▶ **Your instructions**: Retype the material below. Keep every word exactly as it is.

++++++++++++++++++++

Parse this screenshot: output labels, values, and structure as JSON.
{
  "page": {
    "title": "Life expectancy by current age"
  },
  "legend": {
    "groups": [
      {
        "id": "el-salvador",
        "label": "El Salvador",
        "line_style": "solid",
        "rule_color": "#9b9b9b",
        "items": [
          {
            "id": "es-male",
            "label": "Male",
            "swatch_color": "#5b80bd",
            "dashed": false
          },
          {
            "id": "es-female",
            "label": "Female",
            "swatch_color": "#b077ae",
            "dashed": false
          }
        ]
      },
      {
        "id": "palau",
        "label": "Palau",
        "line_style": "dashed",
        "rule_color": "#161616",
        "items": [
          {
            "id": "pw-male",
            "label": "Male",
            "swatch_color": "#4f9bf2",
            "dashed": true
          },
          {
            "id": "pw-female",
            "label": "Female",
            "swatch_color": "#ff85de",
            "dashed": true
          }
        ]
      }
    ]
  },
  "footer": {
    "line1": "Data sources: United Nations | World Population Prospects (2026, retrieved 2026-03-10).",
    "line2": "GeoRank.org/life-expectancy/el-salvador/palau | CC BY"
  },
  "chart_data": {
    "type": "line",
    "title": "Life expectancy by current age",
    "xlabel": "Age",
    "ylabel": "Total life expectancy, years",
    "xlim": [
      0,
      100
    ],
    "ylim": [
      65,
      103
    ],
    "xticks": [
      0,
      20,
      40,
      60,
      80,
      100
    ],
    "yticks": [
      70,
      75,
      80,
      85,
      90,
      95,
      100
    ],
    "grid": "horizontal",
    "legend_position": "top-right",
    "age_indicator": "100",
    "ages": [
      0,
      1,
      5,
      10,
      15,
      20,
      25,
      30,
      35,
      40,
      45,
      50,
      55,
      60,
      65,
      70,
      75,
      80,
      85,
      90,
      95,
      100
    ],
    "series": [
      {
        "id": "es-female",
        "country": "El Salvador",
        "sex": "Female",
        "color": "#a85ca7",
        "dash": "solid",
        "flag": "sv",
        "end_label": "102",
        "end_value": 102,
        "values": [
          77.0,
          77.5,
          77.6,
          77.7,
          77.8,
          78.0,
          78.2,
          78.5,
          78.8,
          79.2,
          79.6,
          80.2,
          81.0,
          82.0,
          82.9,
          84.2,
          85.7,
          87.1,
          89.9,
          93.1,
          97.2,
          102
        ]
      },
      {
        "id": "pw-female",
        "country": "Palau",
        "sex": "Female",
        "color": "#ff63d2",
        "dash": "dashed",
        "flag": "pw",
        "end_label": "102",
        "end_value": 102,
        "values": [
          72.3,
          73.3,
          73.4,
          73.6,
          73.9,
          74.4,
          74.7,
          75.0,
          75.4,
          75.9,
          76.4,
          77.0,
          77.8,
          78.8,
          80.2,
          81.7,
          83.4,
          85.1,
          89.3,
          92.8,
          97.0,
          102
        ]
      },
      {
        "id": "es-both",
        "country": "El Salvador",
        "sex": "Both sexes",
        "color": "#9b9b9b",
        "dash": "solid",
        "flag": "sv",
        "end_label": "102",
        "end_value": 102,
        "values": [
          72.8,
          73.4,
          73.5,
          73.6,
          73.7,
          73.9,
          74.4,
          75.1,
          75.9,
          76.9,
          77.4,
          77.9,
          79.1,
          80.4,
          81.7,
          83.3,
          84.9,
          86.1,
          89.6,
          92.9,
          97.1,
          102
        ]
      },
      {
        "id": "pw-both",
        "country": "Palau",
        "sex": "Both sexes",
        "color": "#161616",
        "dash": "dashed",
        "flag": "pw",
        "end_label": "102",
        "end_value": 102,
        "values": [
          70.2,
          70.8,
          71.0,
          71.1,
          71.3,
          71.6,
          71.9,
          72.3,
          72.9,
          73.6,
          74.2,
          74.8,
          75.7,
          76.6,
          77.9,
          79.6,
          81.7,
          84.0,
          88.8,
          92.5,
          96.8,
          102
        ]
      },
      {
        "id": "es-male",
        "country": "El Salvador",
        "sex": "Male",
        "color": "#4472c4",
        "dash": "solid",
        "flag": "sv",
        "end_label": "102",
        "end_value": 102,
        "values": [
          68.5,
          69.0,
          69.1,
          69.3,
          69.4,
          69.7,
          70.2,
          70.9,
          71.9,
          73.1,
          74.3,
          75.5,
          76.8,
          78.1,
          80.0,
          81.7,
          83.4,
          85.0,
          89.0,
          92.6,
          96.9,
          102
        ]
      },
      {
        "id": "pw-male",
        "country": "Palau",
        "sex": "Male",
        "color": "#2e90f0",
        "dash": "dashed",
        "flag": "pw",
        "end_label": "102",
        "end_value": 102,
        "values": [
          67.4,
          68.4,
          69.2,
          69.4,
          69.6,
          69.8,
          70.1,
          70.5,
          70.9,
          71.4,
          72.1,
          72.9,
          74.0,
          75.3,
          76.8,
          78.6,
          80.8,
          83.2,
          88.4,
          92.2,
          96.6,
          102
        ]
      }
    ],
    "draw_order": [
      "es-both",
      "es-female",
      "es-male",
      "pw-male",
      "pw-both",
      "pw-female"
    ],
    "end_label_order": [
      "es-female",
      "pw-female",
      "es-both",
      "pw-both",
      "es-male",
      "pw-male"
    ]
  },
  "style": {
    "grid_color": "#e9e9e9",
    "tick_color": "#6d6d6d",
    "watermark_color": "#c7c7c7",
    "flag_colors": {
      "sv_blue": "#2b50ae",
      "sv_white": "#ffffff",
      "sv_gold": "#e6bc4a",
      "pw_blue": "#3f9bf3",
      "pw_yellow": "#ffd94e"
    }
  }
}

++++++++++++++++++++

▶ **Answer in full**:
Parse this screenshot: output labels, values, and structure as JSON.
{
  "page": {
    "title": "Life expectancy by current age"
  },
  "legend": {
    "groups": [
      {
        "id": "el-salvador",
        "label": "El Salvador",
        "line_style": "solid",
        "rule_color": "#9b9b9b",
        "items": [
          {
            "id": "es-male",
            "label": "Male",
            "swatch_color": "#5b80bd",
            "dashed": false
          },
          {
            "id": "es-female",
            "label": "Female",
            "swatch_color": "#b077ae",
            "dashed": false
          }
        ]
      },
      {
        "id": "palau",
        "label": "Palau",
        "line_style": "dashed",
        "rule_color": "#161616",
        "items": [
          {
            "id": "pw-male",
            "label": "Male",
            "swatch_color": "#4f9bf2",
            "dashed": true
          },
          {
            "id": "pw-female",
            "label": "Female",
            "swatch_color": "#ff85de",
            "dashed": true
          }
        ]
      }
    ]
  },
  "footer": {
    "line1": "Data sources: United Nations | World Population Prospects (2026, retrieved 2026-03-10).",
    "line2": "GeoRank.org/life-expectancy/el-salvador/palau | CC BY"
  },
  "chart_data": {
    "type": "line",
    "title": "Life expectancy by current age",
    "xlabel": "Age",
    "ylabel": "Total life expectancy, years",
    "xlim": [
      0,
      100
    ],
    "ylim": [
      65,
      103
    ],
    "xticks": [
      0,
      20,
      40,
      60,
      80,
      100
    ],
    "yticks": [
      70,
      75,
      80,
      85,
      90,
      95,
      100
    ],
    "grid": "horizontal",
    "legend_position": "top-right",
    "age_indicator": "100",
    "ages": [
      0,
      1,
      5,
      10,
      15,
      20,
      25,
      30,
      35,
      40,
      45,
      50,
      55,
      60,
      65,
      70,
      75,
      80,
      85,
      90,
      95,
      100
    ],
    "series": [
      {
        "id": "es-female",
        "country": "El Salvador",
        "sex": "Female",
        "color": "#a85ca7",
        "dash": "solid",
        "flag": "sv",
        "end_label": "102",
        "end_value": 102,
        "values": [
          77.0,
          77.5,
          77.6,
          77.7,
          77.8,
          78.0,
          78.2,
          78.5,
          78.8,
          79.2,
          79.6,
          80.2,
          81.0,
          82.0,
          82.9,
          84.2,
          85.7,
          87.1,
          89.9,
          93.1,
          97.2,
          102
        ]
      },
      {
        "id": "pw-female",
        "country": "Palau",
        "sex": "Female",
        "color": "#ff63d2",
        "dash": "dashed",
        "flag": "pw",
        "end_label": "102",
        "end_value": 102,
        "values": [
          72.3,
          73.3,
          73.4,
          73.6,
          73.9,
          74.4,
          74.7,
          75.0,
          75.4,
          75.9,
          76.4,
          77.0,
          77.8,
          78.8,
          80.2,
          81.7,
          83.4,
          85.1,
          89.3,
          92.8,
          97.0,
          102
        ]
      },
      {
        "id": "es-both",
        "country": "El Salvador",
        "sex": "Both sexes",
        "color": "#9b9b9b",
        "dash": "solid",
        "flag": "sv",
        "end_label": "102",
        "end_value": 102,
        "values": [
          72.8,
          73.4,
          73.5,
          73.6,
          73.7,
          73.9,
          74.4,
          75.1,
          75.9,
          76.9,
          77.4,
          77.9,
          79.1,
          80.4,
          81.7,
          83.3,
          84.9,
          86.1,
          89.6,
          92.9,
          97.1,
          102
        ]
      },
      {
        "id": "pw-both",
        "country": "Palau",
        "sex": "Both sexes",
        "color": "#161616",
        "dash": "dashed",
        "flag": "pw",
        "end_label": "102",
        "end_value": 102,
        "values": [
          70.2,
          70.8,
          71.0,
          71.1,
          71.3,
          71.6,
          71.9,
          72.3,
          72.9,
          73.6,
          74.2,
          74.8,
          75.7,
          76.6,
          77.9,
          79.6,
          81.7,
          84.0,
          88.8,
          92.5,
          96.8,
          102
        ]
      },
      {
        "id": "es-male",
        "country": "El Salvador",
        "sex": "Male",
        "color": "#4472c4",
        "dash": "solid",
        "flag": "sv",
        "end_label": "102",
        "end_value": 102,
        "values": [
          68.5,
          69.0,
          69.1,
          69.3,
          69.4,
          69.7,
          70.2,
          70.9,
          71.9,
          73.1,
          74.3,
          75.5,
          76.8,
          78.1,
          80.0,
          81.7,
          83.4,
          85.0,
          89.0,
          92.6,
          96.9,
          102
        ]
      },
      {
        "id": "pw-male",
        "country": "Palau",
        "sex": "Male",
        "color": "#2e90f0",
        "dash": "dashed",
        "flag": "pw",
        "end_label": "102",
        "end_value": 102,
        "values": [
          67.4,
          68.4,
          69.2,
          69.4,
          69.6,
          69.8,
          70.1,
          70.5,
          70.9,
          71.4,
          72.1,
          72.9,
          74.0,
          75.3,
          76.8,
          78.6,
          80.8,
          83.2,
          88.4,
          92.2,
          96.6,
          102
        ]
      }
    ],
    "draw_order": [
      "es-both",
      "es-female",
      "es-male",
      "pw-male",
      "pw-both",
      "pw-female"
    ],
    "end_label_order": [
      "es-female",
      "pw-female",
      "es-both",
      "pw-both",
      "es-male",
      "pw-male"
    ]
  },
  "style": {
    "grid_color": "#e9e9e9",
    "tick_color": "#6d6d6d",
    "watermark_color": "#c7c7c7",
    "flag_colors": {
      "sv_blue": "#2b50ae",
      "sv_white": "#ffffff",
      "sv_gold": "#e6bc4a",
      "pw_blue": "#3f9bf3",
      "pw_yellow": "#ffd94e"
    }
  }
}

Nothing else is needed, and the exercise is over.